PROVIDED DATA:
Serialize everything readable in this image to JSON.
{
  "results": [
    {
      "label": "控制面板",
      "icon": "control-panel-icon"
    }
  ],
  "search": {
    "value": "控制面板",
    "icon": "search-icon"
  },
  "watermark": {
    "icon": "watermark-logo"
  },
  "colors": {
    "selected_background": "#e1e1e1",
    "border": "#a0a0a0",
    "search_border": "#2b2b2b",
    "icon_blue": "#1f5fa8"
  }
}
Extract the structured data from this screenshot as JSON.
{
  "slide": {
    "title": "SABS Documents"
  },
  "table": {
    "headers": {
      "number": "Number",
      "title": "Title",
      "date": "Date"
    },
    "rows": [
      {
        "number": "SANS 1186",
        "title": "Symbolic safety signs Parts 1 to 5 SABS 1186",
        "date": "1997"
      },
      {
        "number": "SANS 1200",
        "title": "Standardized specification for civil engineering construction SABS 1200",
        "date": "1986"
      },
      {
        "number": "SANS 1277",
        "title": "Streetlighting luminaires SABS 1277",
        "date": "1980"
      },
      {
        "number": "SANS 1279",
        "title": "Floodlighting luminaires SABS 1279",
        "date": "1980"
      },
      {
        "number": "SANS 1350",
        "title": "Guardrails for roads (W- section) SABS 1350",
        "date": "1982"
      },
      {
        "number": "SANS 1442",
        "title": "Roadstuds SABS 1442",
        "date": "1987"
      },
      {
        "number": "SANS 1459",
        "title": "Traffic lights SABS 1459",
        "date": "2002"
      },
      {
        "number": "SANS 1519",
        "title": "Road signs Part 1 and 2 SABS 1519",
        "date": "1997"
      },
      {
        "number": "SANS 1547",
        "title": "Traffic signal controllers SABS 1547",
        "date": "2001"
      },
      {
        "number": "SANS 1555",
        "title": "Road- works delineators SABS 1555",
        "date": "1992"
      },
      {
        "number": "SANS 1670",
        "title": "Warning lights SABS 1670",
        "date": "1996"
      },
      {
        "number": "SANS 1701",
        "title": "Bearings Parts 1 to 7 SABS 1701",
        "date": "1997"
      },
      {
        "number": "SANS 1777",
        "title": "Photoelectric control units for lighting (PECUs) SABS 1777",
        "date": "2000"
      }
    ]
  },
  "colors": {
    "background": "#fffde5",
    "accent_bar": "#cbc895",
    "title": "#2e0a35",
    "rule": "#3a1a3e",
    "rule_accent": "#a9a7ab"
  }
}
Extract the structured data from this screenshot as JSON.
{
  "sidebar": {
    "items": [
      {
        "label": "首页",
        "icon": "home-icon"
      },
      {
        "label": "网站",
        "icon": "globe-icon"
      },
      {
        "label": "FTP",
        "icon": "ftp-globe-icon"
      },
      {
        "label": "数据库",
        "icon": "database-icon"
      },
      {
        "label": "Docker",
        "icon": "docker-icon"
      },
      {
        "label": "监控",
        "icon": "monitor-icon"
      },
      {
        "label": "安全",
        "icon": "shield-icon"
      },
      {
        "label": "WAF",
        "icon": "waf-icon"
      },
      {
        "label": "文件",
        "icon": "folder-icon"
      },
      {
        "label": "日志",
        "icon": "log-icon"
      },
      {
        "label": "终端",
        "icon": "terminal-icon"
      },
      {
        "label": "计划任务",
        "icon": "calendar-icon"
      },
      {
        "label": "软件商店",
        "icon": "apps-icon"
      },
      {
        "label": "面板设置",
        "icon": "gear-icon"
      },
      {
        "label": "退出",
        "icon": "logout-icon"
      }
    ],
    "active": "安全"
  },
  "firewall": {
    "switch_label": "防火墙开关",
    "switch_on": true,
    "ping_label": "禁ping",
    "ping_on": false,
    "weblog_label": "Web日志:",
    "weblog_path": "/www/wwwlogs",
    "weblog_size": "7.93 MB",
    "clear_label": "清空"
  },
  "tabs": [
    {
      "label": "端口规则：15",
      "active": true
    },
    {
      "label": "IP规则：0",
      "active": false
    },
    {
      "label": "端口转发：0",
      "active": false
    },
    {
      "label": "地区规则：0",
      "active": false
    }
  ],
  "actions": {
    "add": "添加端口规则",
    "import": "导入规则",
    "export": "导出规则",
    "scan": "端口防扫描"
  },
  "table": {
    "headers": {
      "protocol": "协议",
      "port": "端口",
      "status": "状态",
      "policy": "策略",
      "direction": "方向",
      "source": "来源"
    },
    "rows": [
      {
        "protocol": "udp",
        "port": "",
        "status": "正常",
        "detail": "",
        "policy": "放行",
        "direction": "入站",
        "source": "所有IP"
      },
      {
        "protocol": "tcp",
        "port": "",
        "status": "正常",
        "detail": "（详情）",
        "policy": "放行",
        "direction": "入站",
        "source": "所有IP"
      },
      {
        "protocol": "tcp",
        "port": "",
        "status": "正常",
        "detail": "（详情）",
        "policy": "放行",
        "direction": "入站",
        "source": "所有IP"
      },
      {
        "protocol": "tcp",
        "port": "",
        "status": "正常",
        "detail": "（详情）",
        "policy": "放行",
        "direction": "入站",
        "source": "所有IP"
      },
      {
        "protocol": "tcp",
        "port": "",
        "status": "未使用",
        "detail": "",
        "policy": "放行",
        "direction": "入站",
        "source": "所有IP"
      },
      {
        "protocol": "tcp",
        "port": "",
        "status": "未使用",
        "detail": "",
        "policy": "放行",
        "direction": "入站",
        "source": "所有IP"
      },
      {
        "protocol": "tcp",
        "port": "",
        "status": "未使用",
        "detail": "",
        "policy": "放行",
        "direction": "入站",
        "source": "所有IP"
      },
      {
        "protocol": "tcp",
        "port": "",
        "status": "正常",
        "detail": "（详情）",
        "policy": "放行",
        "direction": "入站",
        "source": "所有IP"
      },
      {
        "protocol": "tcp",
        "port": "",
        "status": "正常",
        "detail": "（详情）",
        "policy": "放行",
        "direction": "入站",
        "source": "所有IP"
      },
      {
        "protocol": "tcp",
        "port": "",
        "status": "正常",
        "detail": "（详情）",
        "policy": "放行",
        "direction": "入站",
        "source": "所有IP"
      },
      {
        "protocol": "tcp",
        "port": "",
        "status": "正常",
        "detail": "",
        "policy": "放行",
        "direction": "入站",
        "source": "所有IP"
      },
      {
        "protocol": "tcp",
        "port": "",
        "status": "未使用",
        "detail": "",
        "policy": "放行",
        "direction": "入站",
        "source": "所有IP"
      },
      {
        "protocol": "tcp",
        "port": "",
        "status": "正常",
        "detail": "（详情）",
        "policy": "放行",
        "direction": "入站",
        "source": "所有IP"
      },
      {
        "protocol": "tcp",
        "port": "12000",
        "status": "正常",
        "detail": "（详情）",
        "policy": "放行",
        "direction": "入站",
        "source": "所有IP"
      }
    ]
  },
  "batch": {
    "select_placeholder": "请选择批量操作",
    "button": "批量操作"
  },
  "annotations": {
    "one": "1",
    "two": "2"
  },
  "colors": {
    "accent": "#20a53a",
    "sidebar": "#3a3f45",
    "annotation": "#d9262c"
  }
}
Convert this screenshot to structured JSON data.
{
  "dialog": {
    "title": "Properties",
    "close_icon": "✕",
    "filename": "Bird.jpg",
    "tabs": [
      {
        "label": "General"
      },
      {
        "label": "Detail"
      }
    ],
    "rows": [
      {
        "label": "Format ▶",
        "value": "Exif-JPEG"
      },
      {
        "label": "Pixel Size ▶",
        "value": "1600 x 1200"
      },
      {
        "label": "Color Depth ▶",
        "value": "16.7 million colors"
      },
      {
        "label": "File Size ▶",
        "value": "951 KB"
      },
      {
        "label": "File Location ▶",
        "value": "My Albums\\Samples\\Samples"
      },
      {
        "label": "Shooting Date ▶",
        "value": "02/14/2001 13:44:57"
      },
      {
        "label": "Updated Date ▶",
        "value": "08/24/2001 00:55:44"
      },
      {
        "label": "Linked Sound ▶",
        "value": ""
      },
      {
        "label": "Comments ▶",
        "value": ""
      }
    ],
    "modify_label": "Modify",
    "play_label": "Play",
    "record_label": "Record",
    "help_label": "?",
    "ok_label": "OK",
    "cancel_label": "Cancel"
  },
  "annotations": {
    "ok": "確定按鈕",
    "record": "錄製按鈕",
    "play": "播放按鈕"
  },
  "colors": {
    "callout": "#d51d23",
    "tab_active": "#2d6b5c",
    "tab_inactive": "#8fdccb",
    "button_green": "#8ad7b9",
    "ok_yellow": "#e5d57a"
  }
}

EXERCISE:
Return from the data every line that holds "lights".

WRITTEN RESPONSE:
        "title": "Traffic lights SABS 1459",
        "title": "Warning lights SABS 1670",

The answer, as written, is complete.